*Work to be completed:* Your reply should be a single number: how many lines contain the string "part".

*Dataset records:*

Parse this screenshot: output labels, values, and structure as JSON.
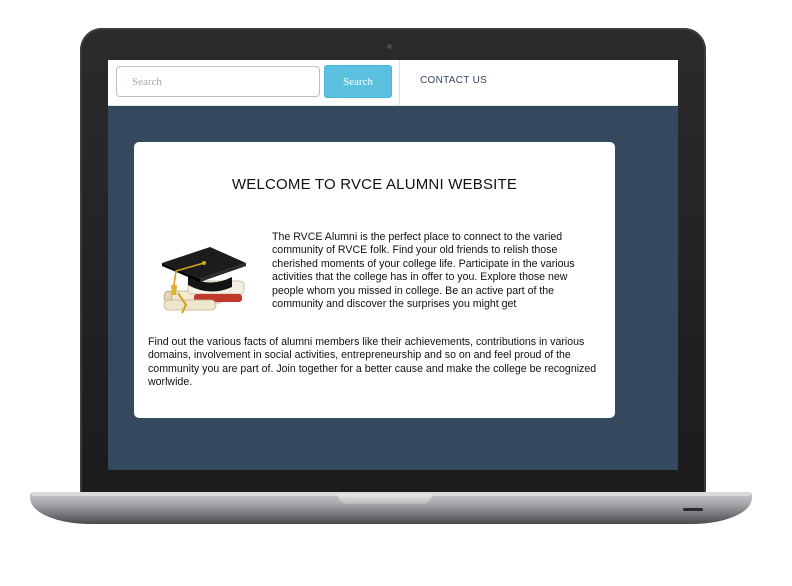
{
  "navbar": {
    "search_placeholder": "Search",
    "search_button": "Search",
    "contact_link": "CONTACT US"
  },
  "welcome": {
    "title": "WELCOME TO RVCE ALUMNI WEBSITE",
    "intro_paragraph": "The RVCE Alumni is the perfect place to connect to the varied community of RVCE folk. Find your old friends to relish those cherished moments of your college life. Participate in the various activities that the college has in offer to you. Explore those new people whom you missed in college. Be an active part of the community and discover the surprises you might get",
    "detail_paragraph": "Find out the various facts of alumni members like their achievements, contributions in various domains, involvement in social activities, entrepreneurship and so on and feel proud of the community you are part of. Join together for a better cause and make the college be recognized worlwide."
  },
  "colors": {
    "screen_background": "#34495e",
    "search_button": "#5bc0de",
    "card_background": "#ffffff"
  },
  "icons": {
    "hero_image": "graduation-cap-and-diploma"
  }
}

*Solution for this task:* 2